# start of LISTED RECORDS

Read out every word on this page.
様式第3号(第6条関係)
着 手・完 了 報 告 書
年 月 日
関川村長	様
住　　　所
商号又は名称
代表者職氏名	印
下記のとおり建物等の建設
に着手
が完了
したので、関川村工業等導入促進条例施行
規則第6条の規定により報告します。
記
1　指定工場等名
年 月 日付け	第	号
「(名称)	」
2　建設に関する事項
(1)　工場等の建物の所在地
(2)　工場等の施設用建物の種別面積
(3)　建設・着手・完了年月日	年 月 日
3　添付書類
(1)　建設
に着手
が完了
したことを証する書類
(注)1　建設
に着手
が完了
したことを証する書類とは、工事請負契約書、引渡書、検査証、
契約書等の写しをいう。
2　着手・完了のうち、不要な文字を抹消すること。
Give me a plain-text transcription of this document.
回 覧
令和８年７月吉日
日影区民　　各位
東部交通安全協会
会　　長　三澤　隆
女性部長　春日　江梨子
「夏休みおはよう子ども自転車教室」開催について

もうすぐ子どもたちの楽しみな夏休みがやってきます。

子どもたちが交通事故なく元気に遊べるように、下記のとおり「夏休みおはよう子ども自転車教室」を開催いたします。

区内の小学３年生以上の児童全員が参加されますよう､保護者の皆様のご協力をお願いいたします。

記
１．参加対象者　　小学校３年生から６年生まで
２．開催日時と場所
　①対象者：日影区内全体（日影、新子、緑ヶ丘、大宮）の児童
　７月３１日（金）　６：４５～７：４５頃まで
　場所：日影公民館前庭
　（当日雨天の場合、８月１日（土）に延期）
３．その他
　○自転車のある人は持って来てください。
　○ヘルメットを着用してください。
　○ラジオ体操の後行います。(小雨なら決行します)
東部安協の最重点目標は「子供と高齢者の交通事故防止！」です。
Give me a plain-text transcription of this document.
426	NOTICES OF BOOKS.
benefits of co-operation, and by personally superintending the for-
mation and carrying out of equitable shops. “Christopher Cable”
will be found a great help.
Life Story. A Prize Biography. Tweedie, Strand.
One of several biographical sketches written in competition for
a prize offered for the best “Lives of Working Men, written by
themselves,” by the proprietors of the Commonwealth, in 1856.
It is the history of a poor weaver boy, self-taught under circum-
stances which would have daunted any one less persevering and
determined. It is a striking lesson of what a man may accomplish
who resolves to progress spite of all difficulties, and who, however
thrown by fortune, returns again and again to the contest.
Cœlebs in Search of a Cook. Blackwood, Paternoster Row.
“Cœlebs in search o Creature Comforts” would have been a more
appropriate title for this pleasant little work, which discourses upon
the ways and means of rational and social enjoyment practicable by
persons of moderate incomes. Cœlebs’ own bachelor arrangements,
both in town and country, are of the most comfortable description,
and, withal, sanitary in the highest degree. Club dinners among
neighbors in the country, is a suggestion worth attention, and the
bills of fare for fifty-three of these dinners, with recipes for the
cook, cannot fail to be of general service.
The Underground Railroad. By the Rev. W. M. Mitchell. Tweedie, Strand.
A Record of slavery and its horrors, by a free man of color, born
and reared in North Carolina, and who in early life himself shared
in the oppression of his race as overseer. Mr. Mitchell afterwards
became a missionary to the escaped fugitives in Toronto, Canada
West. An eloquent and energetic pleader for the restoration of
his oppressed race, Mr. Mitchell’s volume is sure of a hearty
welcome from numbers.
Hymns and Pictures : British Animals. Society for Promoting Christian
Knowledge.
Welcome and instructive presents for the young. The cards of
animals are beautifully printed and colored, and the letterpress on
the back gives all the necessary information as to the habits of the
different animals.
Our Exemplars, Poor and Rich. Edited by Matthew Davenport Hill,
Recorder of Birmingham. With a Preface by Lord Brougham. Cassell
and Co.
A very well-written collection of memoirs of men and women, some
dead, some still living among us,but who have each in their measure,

# end of LISTED RECORDS

TASK PROMPT
Scan the material above for the string "written" and return the lines that hold it.

RESPONSE TO THE TASK
One of several biographical sketches written in competition for
a prize offered for the best “Lives of Working Men, written by
A very well-written collection of memoirs of men and women, some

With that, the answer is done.